» Recorded data:

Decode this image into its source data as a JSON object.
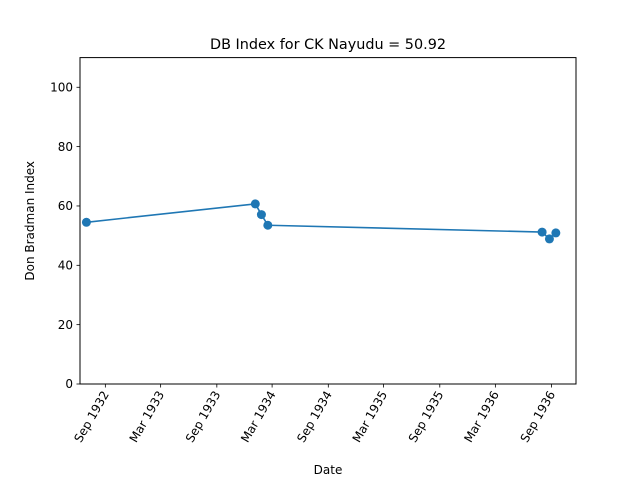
{
  "chart_data": {
    "type": "line",
    "title": "DB Index for CK Nayudu = 50.92",
    "xlabel": "Date",
    "ylabel": "Don Bradman Index",
    "xlim": [
      "1932-06-10",
      "1936-11-20"
    ],
    "ylim": [
      0,
      110
    ],
    "x_ticks": [
      {
        "date": "1932-09-01",
        "label": "Sep 1932"
      },
      {
        "date": "1933-03-01",
        "label": "Mar 1933"
      },
      {
        "date": "1933-09-01",
        "label": "Sep 1933"
      },
      {
        "date": "1934-03-01",
        "label": "Mar 1934"
      },
      {
        "date": "1934-09-01",
        "label": "Sep 1934"
      },
      {
        "date": "1935-03-01",
        "label": "Mar 1935"
      },
      {
        "date": "1935-09-01",
        "label": "Sep 1935"
      },
      {
        "date": "1936-03-01",
        "label": "Mar 1936"
      },
      {
        "date": "1936-09-01",
        "label": "Sep 1936"
      }
    ],
    "y_ticks": [
      0,
      20,
      40,
      60,
      80,
      100
    ],
    "grid": false,
    "series": [
      {
        "color": "#1f77b4",
        "x": [
          "1932-07-01",
          "1934-01-05",
          "1934-01-25",
          "1934-02-15",
          "1936-08-01",
          "1936-08-25",
          "1936-09-15"
        ],
        "y": [
          54.5,
          60.7,
          57.1,
          53.5,
          51.2,
          48.9,
          50.92
        ]
      }
    ]
  }
}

» Directions for this task: Transcribe all the data word for word; the images stay out.

» Result:
Decode this image into its source data as a JSON object.
{
  "chart_data": {
    "type": "line",
    "title": "DB Index for CK Nayudu = 50.92",
    "xlabel": "Date",
    "ylabel": "Don Bradman Index",
    "xlim": [
      "1932-06-10",
      "1936-11-20"
    ],
    "ylim": [
      0,
      110
    ],
    "x_ticks": [
      {
        "date": "1932-09-01",
        "label": "Sep 1932"
      },
      {
        "date": "1933-03-01",
        "label": "Mar 1933"
      },
      {
        "date": "1933-09-01",
        "label": "Sep 1933"
      },
      {
        "date": "1934-03-01",
        "label": "Mar 1934"
      },
      {
        "date": "1934-09-01",
        "label": "Sep 1934"
      },
      {
        "date": "1935-03-01",
        "label": "Mar 1935"
      },
      {
        "date": "1935-09-01",
        "label": "Sep 1935"
      },
      {
        "date": "1936-03-01",
        "label": "Mar 1936"
      },
      {
        "date": "1936-09-01",
        "label": "Sep 1936"
      }
    ],
    "y_ticks": [
      0,
      20,
      40,
      60,
      80,
      100
    ],
    "grid": false,
    "series": [
      {
        "color": "#1f77b4",
        "x": [
          "1932-07-01",
          "1934-01-05",
          "1934-01-25",
          "1934-02-15",
          "1936-08-01",
          "1936-08-25",
          "1936-09-15"
        ],
        "y": [
          54.5,
          60.7,
          57.1,
          53.5,
          51.2,
          48.9,
          50.92
        ]
      }
    ]
  }
}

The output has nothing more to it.